RECORDS FOR PROCESSING —
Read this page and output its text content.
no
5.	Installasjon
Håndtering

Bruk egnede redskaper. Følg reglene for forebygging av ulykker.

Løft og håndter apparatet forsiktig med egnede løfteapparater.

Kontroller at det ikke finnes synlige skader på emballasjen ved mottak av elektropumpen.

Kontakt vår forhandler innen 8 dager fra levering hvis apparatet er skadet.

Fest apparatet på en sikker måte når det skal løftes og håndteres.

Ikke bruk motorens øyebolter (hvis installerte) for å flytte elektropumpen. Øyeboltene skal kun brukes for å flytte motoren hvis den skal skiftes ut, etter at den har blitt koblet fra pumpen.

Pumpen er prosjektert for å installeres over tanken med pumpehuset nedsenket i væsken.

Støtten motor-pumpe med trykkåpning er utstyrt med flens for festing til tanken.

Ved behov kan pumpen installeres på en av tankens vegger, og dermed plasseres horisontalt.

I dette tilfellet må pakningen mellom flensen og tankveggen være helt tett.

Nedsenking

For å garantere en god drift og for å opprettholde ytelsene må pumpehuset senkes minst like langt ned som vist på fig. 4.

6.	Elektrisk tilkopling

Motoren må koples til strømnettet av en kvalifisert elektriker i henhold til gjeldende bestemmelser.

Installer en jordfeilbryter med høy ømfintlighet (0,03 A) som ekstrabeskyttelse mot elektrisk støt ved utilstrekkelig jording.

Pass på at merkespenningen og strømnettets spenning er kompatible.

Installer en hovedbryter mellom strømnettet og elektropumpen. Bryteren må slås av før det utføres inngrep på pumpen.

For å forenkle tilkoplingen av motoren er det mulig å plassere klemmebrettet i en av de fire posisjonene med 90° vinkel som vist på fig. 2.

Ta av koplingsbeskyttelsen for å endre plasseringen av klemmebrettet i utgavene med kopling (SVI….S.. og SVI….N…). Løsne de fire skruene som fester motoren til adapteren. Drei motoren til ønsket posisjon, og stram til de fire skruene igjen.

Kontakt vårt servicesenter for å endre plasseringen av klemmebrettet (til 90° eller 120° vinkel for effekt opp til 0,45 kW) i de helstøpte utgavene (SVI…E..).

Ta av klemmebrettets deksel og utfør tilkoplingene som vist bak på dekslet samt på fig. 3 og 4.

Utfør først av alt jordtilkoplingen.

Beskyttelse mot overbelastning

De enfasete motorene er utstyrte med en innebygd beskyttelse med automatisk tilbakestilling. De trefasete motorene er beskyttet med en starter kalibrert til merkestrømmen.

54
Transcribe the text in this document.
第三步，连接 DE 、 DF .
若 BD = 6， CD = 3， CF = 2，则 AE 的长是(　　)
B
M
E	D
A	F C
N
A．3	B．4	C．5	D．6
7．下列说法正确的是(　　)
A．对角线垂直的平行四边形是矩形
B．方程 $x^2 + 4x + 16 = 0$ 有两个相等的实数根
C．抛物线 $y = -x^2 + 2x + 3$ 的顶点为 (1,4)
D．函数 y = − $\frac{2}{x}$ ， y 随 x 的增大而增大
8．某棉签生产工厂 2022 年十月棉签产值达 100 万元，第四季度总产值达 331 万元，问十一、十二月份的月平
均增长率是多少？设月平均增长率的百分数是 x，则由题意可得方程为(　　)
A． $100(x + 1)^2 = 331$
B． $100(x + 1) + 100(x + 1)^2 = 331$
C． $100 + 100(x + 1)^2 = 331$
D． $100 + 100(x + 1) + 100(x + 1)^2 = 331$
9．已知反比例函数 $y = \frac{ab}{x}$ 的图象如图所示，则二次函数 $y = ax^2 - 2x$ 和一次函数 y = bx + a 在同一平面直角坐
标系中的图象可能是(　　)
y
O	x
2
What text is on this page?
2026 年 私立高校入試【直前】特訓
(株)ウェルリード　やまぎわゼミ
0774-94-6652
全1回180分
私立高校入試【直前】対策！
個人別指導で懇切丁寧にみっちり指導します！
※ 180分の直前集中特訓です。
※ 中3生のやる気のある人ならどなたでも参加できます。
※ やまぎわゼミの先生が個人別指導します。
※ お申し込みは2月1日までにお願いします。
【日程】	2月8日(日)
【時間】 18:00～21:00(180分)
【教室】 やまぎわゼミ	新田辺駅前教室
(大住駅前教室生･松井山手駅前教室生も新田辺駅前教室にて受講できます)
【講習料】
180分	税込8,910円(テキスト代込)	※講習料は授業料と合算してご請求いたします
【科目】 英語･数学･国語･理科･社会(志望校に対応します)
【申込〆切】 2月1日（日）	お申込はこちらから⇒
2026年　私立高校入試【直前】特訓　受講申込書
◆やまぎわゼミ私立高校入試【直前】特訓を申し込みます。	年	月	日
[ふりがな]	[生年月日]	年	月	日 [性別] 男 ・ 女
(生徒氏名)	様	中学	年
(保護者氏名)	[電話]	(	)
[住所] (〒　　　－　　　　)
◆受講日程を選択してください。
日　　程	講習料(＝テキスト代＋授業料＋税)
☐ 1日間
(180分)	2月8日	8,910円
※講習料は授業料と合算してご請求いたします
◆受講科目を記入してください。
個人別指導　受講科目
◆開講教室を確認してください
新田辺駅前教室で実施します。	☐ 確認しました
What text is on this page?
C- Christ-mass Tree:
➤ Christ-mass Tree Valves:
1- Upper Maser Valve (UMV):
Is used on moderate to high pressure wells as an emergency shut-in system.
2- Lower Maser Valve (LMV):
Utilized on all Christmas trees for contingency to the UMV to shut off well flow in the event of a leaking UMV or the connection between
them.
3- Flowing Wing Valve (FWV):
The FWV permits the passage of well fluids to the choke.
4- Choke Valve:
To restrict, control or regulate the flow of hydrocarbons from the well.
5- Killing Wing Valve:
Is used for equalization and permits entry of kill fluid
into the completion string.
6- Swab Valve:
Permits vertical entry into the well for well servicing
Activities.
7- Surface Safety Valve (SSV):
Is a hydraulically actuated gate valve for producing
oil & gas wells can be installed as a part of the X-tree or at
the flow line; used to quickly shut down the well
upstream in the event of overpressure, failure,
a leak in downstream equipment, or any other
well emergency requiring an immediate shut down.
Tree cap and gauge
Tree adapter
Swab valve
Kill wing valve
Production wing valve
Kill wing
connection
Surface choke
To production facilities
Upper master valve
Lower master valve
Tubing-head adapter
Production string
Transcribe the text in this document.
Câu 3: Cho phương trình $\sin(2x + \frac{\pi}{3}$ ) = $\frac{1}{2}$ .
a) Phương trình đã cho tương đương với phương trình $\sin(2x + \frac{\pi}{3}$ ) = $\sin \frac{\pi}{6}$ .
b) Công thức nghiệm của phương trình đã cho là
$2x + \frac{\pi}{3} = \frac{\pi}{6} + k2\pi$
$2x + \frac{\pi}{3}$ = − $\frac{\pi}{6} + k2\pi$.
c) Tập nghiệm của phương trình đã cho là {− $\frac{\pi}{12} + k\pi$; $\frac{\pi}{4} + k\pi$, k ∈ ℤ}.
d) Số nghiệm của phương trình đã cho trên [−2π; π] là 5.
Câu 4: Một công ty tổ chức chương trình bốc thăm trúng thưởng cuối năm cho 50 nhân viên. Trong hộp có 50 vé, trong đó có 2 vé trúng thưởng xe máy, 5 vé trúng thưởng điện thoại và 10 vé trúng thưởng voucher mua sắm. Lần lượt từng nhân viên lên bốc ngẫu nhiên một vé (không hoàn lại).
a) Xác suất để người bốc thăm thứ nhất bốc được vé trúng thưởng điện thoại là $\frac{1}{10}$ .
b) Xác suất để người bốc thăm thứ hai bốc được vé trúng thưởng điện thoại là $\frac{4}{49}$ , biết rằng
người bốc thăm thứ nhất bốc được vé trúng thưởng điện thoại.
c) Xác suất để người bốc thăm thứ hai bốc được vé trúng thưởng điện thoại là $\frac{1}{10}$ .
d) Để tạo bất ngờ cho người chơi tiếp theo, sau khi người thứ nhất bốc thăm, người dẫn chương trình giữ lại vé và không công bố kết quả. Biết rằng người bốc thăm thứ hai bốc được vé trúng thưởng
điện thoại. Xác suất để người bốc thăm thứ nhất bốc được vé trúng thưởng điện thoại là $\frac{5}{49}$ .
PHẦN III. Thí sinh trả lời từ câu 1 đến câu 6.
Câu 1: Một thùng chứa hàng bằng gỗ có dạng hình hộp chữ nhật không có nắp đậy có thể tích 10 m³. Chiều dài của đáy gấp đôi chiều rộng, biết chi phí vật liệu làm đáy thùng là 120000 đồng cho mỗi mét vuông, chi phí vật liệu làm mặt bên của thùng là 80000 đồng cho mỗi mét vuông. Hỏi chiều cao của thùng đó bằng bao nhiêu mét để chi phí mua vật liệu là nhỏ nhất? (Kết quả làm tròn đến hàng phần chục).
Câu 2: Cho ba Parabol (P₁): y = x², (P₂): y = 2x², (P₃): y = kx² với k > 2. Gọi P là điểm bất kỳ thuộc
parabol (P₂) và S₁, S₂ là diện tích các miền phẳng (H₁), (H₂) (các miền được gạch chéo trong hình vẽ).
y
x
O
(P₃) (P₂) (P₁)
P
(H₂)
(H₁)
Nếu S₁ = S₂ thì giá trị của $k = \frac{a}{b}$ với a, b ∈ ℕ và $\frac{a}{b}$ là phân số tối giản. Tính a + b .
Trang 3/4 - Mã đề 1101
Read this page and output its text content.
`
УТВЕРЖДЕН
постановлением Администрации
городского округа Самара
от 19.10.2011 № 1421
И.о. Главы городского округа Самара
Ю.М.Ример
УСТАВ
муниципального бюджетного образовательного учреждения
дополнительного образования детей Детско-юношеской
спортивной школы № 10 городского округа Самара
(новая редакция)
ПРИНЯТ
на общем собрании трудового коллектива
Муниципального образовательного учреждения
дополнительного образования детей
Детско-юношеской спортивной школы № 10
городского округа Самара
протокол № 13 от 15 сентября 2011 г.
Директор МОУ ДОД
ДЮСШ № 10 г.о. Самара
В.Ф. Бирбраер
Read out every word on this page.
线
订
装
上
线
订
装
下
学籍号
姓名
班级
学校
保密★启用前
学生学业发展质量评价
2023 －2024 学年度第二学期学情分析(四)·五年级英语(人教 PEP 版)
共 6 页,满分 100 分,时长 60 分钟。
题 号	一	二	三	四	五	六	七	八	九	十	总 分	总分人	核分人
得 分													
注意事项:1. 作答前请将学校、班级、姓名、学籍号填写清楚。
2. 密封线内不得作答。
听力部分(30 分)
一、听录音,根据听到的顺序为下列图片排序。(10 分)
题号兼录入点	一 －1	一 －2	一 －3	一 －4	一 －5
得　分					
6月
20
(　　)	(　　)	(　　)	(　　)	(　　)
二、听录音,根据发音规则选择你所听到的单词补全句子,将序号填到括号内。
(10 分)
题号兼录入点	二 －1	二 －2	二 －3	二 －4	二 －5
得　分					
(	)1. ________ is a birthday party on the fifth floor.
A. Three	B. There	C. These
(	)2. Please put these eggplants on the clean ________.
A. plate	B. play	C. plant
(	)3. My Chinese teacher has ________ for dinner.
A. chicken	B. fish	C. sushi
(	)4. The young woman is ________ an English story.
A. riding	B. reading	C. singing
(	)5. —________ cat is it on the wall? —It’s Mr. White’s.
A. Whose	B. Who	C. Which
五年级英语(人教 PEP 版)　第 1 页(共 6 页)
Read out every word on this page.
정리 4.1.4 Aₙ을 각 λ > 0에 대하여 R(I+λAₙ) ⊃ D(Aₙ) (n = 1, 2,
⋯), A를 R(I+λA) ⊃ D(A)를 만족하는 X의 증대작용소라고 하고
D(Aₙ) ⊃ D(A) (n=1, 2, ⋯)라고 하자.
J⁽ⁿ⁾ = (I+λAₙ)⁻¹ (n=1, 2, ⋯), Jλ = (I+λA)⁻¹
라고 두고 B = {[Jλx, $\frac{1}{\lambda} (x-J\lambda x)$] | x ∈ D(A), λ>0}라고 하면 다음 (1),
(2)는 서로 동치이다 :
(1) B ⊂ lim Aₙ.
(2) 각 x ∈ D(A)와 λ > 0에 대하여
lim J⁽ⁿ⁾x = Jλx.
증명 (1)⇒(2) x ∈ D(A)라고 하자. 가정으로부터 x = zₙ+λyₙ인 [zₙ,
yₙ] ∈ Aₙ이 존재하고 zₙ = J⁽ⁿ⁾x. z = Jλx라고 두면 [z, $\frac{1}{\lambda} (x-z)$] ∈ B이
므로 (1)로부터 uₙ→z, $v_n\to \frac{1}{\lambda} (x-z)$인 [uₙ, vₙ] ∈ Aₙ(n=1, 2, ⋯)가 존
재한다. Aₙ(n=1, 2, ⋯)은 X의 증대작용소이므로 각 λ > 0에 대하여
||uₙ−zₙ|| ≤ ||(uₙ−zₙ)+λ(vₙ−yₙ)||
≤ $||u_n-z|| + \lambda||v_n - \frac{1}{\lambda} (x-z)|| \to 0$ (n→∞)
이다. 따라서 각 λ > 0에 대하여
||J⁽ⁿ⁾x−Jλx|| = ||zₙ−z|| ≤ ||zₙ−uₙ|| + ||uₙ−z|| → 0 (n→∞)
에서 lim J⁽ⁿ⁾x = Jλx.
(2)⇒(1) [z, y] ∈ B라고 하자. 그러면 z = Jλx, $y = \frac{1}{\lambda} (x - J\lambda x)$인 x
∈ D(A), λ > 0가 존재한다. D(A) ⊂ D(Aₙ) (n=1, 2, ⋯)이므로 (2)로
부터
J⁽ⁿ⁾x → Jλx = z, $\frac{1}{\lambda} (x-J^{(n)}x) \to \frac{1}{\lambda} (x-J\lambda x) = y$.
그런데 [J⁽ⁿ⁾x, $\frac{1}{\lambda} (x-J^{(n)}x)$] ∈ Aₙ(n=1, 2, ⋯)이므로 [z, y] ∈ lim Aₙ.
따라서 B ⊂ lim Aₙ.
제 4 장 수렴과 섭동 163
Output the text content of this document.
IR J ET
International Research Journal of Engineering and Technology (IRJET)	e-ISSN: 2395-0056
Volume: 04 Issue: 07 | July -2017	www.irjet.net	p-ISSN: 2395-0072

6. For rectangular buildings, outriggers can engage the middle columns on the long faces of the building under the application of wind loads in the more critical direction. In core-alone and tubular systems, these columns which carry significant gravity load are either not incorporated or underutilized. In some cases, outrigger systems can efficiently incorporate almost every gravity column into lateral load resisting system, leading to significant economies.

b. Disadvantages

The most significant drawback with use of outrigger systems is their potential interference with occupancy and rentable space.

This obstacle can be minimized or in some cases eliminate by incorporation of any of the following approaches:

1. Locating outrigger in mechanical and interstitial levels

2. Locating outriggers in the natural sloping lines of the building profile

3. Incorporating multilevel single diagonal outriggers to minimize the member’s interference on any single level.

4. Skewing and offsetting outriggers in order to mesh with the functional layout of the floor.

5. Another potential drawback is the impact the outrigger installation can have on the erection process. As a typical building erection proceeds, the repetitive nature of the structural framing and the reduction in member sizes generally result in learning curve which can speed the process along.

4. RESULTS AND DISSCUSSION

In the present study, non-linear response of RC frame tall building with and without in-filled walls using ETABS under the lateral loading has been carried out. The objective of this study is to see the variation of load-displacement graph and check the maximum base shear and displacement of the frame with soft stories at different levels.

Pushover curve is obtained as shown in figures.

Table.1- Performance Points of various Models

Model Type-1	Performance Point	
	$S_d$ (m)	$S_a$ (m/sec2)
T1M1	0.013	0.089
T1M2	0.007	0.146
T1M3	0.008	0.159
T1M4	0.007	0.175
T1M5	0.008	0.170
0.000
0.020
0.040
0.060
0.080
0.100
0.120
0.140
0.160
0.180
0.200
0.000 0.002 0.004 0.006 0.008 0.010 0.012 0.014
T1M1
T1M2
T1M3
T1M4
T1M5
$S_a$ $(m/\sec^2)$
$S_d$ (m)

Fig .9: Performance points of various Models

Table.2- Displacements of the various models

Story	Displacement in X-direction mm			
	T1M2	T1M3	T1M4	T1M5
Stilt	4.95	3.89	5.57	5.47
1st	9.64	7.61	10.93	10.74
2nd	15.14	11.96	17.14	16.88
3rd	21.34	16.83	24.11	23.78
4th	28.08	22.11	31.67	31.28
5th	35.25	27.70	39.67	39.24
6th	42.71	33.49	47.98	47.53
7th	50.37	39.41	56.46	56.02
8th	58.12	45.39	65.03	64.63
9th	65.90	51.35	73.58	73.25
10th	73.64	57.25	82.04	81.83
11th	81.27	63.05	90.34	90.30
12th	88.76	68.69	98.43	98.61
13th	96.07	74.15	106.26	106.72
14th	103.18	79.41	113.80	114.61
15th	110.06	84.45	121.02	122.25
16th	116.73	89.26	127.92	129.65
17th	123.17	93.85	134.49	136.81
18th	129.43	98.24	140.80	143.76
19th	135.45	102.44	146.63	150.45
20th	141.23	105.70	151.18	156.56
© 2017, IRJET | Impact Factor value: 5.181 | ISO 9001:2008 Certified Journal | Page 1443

EXERCISE DIRECTIONS — From the entries above, pull out each line that includes "trình".

SOLUTION TO THIS EXERCISE —
Câu 3: Cho phương trình $\sin(2x + \frac{\pi}{3}$ ) = $\frac{1}{2}$ .
a) Phương trình đã cho tương đương với phương trình $\sin(2x + \frac{\pi}{3}$ ) = $\sin \frac{\pi}{6}$ .
b) Công thức nghiệm của phương trình đã cho là
c) Tập nghiệm của phương trình đã cho là {− $\frac{\pi}{12} + k\pi$; $\frac{\pi}{4} + k\pi$, k ∈ ℤ}.
d) Số nghiệm của phương trình đã cho trên [−2π; π] là 5.
Câu 4: Một công ty tổ chức chương trình bốc thăm trúng thưởng cuối năm cho 50 nhân viên. Trong hộp có 50 vé, trong đó có 2 vé trúng thưởng xe máy, 5 vé trúng thưởng điện thoại và 10 vé trúng thưởng voucher mua sắm. Lần lượt từng nhân viên lên bốc ngẫu nhiên một vé (không hoàn lại).
d) Để tạo bất ngờ cho người chơi tiếp theo, sau khi người thứ nhất bốc thăm, người dẫn chương trình giữ lại vé và không công bố kết quả. Biết rằng người bốc thăm thứ hai bốc được vé trúng thưởng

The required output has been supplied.